[WHAT IS NEEDED]: Go through the listing and copy each line with the string "title".

Figure record listings:
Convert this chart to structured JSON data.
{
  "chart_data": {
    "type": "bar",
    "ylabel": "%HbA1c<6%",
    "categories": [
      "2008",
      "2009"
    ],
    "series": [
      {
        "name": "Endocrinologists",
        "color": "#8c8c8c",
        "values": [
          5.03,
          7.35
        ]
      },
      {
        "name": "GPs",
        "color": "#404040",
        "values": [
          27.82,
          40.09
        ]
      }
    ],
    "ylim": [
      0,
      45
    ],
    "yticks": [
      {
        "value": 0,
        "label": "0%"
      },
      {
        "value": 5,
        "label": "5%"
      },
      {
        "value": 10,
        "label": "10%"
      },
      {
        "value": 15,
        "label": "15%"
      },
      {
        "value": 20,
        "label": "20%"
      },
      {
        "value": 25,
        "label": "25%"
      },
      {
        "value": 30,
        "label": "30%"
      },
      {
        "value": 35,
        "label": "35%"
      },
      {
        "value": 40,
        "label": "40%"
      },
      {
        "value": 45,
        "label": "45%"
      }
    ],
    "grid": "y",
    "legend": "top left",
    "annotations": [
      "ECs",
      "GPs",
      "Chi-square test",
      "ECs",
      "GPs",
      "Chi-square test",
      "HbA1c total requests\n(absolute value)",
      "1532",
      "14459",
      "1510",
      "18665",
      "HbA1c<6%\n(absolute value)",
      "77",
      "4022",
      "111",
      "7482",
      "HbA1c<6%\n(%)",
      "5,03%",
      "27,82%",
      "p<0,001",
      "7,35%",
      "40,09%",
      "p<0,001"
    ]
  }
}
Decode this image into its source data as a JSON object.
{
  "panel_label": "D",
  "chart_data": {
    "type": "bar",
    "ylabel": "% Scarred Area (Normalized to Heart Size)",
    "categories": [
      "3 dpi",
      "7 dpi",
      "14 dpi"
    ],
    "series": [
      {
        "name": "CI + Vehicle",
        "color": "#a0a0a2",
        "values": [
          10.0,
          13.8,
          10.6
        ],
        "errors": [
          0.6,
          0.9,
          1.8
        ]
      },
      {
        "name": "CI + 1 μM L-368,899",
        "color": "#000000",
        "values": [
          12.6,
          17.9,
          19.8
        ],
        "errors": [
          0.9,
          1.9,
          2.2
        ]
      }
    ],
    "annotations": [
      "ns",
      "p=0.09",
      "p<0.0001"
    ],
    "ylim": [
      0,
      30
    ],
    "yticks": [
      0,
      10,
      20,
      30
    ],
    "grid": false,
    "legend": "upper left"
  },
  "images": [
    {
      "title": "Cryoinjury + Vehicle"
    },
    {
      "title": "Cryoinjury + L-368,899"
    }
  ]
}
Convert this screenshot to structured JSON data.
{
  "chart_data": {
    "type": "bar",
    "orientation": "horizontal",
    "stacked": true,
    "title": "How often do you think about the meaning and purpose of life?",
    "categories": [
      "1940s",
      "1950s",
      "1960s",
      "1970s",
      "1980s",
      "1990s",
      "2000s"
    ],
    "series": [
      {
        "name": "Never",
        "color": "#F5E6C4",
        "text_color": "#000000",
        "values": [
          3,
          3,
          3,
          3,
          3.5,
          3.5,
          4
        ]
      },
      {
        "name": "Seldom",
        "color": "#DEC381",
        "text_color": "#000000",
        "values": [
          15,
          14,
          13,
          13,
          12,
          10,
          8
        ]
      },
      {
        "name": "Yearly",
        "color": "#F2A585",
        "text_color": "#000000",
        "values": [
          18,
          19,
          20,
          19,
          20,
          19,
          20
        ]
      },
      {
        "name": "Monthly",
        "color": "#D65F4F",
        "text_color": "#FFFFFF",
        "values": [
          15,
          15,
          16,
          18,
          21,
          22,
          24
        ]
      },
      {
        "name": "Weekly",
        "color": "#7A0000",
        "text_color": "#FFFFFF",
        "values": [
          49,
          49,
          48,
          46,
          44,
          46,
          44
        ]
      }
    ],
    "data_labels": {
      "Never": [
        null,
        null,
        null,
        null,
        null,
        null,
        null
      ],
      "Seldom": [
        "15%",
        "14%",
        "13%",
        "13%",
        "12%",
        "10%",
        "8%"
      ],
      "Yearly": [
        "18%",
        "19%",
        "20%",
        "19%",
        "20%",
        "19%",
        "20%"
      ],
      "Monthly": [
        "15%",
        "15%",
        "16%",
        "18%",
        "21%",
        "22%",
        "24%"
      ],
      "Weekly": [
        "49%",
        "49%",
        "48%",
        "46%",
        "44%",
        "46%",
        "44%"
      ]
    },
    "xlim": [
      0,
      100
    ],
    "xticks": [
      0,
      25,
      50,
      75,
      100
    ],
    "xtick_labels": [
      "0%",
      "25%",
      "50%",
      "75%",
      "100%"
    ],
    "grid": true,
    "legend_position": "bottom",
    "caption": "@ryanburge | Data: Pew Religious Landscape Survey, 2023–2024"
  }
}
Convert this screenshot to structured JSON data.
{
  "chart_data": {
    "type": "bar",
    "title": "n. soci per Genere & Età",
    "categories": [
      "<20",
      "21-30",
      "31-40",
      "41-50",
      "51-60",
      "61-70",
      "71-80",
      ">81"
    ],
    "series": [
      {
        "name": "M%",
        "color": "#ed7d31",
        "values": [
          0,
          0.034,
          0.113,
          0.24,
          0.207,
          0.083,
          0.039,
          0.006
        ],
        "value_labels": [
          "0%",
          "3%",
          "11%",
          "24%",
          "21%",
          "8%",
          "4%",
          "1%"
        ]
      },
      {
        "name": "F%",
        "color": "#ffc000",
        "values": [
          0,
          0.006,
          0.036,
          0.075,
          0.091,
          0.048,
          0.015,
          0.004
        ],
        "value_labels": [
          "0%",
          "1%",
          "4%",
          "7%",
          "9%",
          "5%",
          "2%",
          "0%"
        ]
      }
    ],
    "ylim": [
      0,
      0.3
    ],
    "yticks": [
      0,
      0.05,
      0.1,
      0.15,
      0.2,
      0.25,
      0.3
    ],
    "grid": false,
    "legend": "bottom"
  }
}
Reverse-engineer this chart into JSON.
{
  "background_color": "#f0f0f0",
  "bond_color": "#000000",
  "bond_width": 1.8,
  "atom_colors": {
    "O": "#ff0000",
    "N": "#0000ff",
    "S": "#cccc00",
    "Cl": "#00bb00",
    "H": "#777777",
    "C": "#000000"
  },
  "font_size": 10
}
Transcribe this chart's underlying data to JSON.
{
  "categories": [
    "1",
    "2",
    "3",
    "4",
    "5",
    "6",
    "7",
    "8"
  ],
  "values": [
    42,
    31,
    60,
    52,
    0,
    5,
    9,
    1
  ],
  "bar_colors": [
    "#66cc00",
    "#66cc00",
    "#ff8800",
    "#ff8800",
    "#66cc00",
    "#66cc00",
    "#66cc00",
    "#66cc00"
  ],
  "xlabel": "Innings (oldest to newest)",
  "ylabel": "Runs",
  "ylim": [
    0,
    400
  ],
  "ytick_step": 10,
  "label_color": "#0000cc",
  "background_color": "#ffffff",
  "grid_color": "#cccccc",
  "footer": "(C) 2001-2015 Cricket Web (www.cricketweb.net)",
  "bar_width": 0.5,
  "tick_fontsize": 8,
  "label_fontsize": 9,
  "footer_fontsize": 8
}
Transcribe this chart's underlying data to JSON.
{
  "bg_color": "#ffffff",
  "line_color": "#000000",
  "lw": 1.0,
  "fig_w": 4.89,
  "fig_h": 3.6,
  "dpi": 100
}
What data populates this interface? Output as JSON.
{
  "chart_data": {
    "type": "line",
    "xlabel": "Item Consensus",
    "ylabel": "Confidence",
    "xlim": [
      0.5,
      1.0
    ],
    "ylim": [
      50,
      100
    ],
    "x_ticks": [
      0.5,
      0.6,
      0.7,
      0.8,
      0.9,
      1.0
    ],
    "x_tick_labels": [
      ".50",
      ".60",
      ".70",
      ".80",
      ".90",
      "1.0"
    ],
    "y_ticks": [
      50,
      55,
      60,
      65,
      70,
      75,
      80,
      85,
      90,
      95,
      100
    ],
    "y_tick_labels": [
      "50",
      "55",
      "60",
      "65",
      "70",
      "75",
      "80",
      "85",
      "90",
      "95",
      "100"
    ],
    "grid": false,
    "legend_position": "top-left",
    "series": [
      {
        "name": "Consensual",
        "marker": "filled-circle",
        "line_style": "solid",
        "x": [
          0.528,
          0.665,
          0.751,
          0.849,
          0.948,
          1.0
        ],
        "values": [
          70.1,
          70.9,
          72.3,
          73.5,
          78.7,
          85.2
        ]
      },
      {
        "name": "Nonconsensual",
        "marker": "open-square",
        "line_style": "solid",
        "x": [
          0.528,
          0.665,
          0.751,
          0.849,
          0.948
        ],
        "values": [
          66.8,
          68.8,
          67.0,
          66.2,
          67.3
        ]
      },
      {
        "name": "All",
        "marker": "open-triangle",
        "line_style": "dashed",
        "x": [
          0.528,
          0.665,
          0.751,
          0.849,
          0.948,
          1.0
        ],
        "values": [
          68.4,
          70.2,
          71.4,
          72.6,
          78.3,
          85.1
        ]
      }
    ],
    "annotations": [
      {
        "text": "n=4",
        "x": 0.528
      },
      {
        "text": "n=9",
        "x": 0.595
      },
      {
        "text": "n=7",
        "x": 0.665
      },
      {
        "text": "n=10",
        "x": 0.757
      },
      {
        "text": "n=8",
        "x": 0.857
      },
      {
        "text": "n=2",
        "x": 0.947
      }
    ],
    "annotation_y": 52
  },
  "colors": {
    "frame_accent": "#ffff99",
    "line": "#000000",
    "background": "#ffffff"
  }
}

[WRITTEN ANSWER]:
      "title": "Cryoinjury + Vehicle"
      "title": "Cryoinjury + L-368,899"
    "title": "How often do you think about the meaning and purpose of life?",
    "title": "n. soci per Genere & Età",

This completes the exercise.